■ DO THIS ■
Output all records precisely as written.

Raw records
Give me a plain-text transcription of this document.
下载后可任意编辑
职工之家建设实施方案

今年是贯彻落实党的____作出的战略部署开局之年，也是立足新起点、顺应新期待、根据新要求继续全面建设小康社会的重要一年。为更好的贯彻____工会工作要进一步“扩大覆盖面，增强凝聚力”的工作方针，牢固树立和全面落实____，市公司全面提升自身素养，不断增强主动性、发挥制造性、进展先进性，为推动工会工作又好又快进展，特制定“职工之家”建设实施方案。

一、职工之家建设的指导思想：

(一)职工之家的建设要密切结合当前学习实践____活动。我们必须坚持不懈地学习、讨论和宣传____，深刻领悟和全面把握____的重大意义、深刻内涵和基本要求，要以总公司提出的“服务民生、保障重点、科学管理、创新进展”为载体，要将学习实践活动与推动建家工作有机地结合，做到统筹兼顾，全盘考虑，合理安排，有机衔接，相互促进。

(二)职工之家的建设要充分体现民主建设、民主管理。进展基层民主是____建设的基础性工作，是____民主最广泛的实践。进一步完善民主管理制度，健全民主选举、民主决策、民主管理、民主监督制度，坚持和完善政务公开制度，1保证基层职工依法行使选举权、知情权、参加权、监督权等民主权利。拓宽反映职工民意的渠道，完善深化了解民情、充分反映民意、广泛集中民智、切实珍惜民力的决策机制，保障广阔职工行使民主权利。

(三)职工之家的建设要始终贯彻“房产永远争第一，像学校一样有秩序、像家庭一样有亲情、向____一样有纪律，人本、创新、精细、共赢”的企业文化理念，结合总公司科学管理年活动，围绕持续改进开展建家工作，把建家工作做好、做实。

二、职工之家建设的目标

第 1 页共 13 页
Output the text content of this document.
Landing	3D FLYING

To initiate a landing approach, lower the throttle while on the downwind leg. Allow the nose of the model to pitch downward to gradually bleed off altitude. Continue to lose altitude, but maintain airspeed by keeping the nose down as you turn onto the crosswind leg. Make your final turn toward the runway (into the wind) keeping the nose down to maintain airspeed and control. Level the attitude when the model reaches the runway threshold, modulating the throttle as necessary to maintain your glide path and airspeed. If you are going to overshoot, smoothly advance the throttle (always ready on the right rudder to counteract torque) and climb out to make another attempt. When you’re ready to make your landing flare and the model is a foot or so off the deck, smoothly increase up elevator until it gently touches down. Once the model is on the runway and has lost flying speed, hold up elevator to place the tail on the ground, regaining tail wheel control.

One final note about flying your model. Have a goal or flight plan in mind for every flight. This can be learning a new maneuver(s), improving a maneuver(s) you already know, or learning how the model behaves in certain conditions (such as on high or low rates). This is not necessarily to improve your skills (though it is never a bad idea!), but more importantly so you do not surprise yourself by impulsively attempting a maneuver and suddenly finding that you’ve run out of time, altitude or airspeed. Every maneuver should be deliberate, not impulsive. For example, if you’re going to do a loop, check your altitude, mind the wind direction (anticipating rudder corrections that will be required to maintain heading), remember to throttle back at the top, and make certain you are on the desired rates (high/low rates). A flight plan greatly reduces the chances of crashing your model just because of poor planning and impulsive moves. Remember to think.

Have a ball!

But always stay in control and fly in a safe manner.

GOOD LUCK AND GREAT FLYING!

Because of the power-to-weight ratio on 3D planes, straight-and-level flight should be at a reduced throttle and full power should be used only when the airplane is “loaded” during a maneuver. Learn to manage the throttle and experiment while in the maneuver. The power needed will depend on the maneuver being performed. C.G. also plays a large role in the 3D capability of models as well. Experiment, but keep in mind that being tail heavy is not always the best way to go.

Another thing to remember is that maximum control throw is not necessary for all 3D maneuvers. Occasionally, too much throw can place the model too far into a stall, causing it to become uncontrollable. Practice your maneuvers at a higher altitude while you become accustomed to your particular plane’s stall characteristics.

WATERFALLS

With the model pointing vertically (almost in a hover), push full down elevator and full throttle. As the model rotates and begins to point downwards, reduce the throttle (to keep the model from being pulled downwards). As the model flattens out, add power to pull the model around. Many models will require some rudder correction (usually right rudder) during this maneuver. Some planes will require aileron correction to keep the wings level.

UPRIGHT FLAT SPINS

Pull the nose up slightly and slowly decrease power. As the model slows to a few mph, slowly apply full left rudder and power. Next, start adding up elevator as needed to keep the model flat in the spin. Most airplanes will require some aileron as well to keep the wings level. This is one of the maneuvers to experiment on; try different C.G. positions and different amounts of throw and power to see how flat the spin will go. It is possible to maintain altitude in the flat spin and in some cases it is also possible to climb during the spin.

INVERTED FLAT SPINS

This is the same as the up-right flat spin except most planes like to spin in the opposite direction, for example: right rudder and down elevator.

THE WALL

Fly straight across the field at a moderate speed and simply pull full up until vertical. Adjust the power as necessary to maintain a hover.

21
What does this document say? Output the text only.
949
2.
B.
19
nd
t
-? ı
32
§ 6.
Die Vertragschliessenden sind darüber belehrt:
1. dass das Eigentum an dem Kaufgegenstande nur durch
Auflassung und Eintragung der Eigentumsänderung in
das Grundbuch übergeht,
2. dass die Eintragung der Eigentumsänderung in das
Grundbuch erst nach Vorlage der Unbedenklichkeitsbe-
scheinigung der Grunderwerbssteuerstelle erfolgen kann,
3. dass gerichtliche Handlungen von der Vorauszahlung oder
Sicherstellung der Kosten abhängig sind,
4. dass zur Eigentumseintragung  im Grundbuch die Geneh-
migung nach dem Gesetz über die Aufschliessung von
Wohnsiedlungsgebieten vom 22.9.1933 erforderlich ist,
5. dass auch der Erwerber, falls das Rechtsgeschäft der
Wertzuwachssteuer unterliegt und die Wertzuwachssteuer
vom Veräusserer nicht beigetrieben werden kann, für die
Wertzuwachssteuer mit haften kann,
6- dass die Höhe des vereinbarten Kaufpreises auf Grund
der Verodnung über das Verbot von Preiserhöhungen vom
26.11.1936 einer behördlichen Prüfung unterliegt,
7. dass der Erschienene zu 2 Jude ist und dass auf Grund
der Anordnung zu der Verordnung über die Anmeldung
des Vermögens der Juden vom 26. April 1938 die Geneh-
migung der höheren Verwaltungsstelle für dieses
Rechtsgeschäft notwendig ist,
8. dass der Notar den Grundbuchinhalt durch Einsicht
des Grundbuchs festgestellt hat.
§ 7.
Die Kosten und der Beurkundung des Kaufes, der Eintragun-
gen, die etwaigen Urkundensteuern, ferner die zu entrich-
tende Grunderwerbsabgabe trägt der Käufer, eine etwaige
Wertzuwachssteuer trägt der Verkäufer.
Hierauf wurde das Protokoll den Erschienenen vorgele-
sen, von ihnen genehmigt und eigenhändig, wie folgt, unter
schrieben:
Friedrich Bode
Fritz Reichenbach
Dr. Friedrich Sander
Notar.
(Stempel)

■ ANSWER ■
Give me a plain-text transcription of this document.
下载后可任意编辑
职工之家建设实施方案

今年是贯彻落实党的____作出的战略部署开局之年，也是立足新起点、顺应新期待、根据新要求继续全面建设小康社会的重要一年。为更好的贯彻____工会工作要进一步“扩大覆盖面，增强凝聚力”的工作方针，牢固树立和全面落实____，市公司全面提升自身素养，不断增强主动性、发挥制造性、进展先进性，为推动工会工作又好又快进展，特制定“职工之家”建设实施方案。

一、职工之家建设的指导思想：

(一)职工之家的建设要密切结合当前学习实践____活动。我们必须坚持不懈地学习、讨论和宣传____，深刻领悟和全面把握____的重大意义、深刻内涵和基本要求，要以总公司提出的“服务民生、保障重点、科学管理、创新进展”为载体，要将学习实践活动与推动建家工作有机地结合，做到统筹兼顾，全盘考虑，合理安排，有机衔接，相互促进。

(二)职工之家的建设要充分体现民主建设、民主管理。进展基层民主是____建设的基础性工作，是____民主最广泛的实践。进一步完善民主管理制度，健全民主选举、民主决策、民主管理、民主监督制度，坚持和完善政务公开制度，1保证基层职工依法行使选举权、知情权、参加权、监督权等民主权利。拓宽反映职工民意的渠道，完善深化了解民情、充分反映民意、广泛集中民智、切实珍惜民力的决策机制，保障广阔职工行使民主权利。

(三)职工之家的建设要始终贯彻“房产永远争第一，像学校一样有秩序、像家庭一样有亲情、向____一样有纪律，人本、创新、精细、共赢”的企业文化理念，结合总公司科学管理年活动，围绕持续改进开展建家工作，把建家工作做好、做实。

二、职工之家建设的目标

第 1 页共 13 页
Output the text content of this document.
Landing	3D FLYING

To initiate a landing approach, lower the throttle while on the downwind leg. Allow the nose of the model to pitch downward to gradually bleed off altitude. Continue to lose altitude, but maintain airspeed by keeping the nose down as you turn onto the crosswind leg. Make your final turn toward the runway (into the wind) keeping the nose down to maintain airspeed and control. Level the attitude when the model reaches the runway threshold, modulating the throttle as necessary to maintain your glide path and airspeed. If you are going to overshoot, smoothly advance the throttle (always ready on the right rudder to counteract torque) and climb out to make another attempt. When you’re ready to make your landing flare and the model is a foot or so off the deck, smoothly increase up elevator until it gently touches down. Once the model is on the runway and has lost flying speed, hold up elevator to place the tail on the ground, regaining tail wheel control.

One final note about flying your model. Have a goal or flight plan in mind for every flight. This can be learning a new maneuver(s), improving a maneuver(s) you already know, or learning how the model behaves in certain conditions (such as on high or low rates). This is not necessarily to improve your skills (though it is never a bad idea!), but more importantly so you do not surprise yourself by impulsively attempting a maneuver and suddenly finding that you’ve run out of time, altitude or airspeed. Every maneuver should be deliberate, not impulsive. For example, if you’re going to do a loop, check your altitude, mind the wind direction (anticipating rudder corrections that will be required to maintain heading), remember to throttle back at the top, and make certain you are on the desired rates (high/low rates). A flight plan greatly reduces the chances of crashing your model just because of poor planning and impulsive moves. Remember to think.

Have a ball!

But always stay in control and fly in a safe manner.

GOOD LUCK AND GREAT FLYING!

Because of the power-to-weight ratio on 3D planes, straight-and-level flight should be at a reduced throttle and full power should be used only when the airplane is “loaded” during a maneuver. Learn to manage the throttle and experiment while in the maneuver. The power needed will depend on the maneuver being performed. C.G. also plays a large role in the 3D capability of models as well. Experiment, but keep in mind that being tail heavy is not always the best way to go.

Another thing to remember is that maximum control throw is not necessary for all 3D maneuvers. Occasionally, too much throw can place the model too far into a stall, causing it to become uncontrollable. Practice your maneuvers at a higher altitude while you become accustomed to your particular plane’s stall characteristics.

WATERFALLS

With the model pointing vertically (almost in a hover), push full down elevator and full throttle. As the model rotates and begins to point downwards, reduce the throttle (to keep the model from being pulled downwards). As the model flattens out, add power to pull the model around. Many models will require some rudder correction (usually right rudder) during this maneuver. Some planes will require aileron correction to keep the wings level.

UPRIGHT FLAT SPINS

Pull the nose up slightly and slowly decrease power. As the model slows to a few mph, slowly apply full left rudder and power. Next, start adding up elevator as needed to keep the model flat in the spin. Most airplanes will require some aileron as well to keep the wings level. This is one of the maneuvers to experiment on; try different C.G. positions and different amounts of throw and power to see how flat the spin will go. It is possible to maintain altitude in the flat spin and in some cases it is also possible to climb during the spin.

INVERTED FLAT SPINS

This is the same as the up-right flat spin except most planes like to spin in the opposite direction, for example: right rudder and down elevator.

THE WALL

Fly straight across the field at a moderate speed and simply pull full up until vertical. Adjust the power as necessary to maintain a hover.

21
What does this document say? Output the text only.
949
2.
B.
19
nd
t
-? ı
32
§ 6.
Die Vertragschliessenden sind darüber belehrt:
1. dass das Eigentum an dem Kaufgegenstande nur durch
Auflassung und Eintragung der Eigentumsänderung in
das Grundbuch übergeht,
2. dass die Eintragung der Eigentumsänderung in das
Grundbuch erst nach Vorlage der Unbedenklichkeitsbe-
scheinigung der Grunderwerbssteuerstelle erfolgen kann,
3. dass gerichtliche Handlungen von der Vorauszahlung oder
Sicherstellung der Kosten abhängig sind,
4. dass zur Eigentumseintragung  im Grundbuch die Geneh-
migung nach dem Gesetz über die Aufschliessung von
Wohnsiedlungsgebieten vom 22.9.1933 erforderlich ist,
5. dass auch der Erwerber, falls das Rechtsgeschäft der
Wertzuwachssteuer unterliegt und die Wertzuwachssteuer
vom Veräusserer nicht beigetrieben werden kann, für die
Wertzuwachssteuer mit haften kann,
6- dass die Höhe des vereinbarten Kaufpreises auf Grund
der Verodnung über das Verbot von Preiserhöhungen vom
26.11.1936 einer behördlichen Prüfung unterliegt,
7. dass der Erschienene zu 2 Jude ist und dass auf Grund
der Anordnung zu der Verordnung über die Anmeldung
des Vermögens der Juden vom 26. April 1938 die Geneh-
migung der höheren Verwaltungsstelle für dieses
Rechtsgeschäft notwendig ist,
8. dass der Notar den Grundbuchinhalt durch Einsicht
des Grundbuchs festgestellt hat.
§ 7.
Die Kosten und der Beurkundung des Kaufes, der Eintragun-
gen, die etwaigen Urkundensteuern, ferner die zu entrich-
tende Grunderwerbsabgabe trägt der Käufer, eine etwaige
Wertzuwachssteuer trägt der Verkäufer.
Hierauf wurde das Protokoll den Erschienenen vorgele-
sen, von ihnen genehmigt und eigenhändig, wie folgt, unter
schrieben:
Friedrich Bode
Fritz Reichenbach
Dr. Friedrich Sander
Notar.
(Stempel)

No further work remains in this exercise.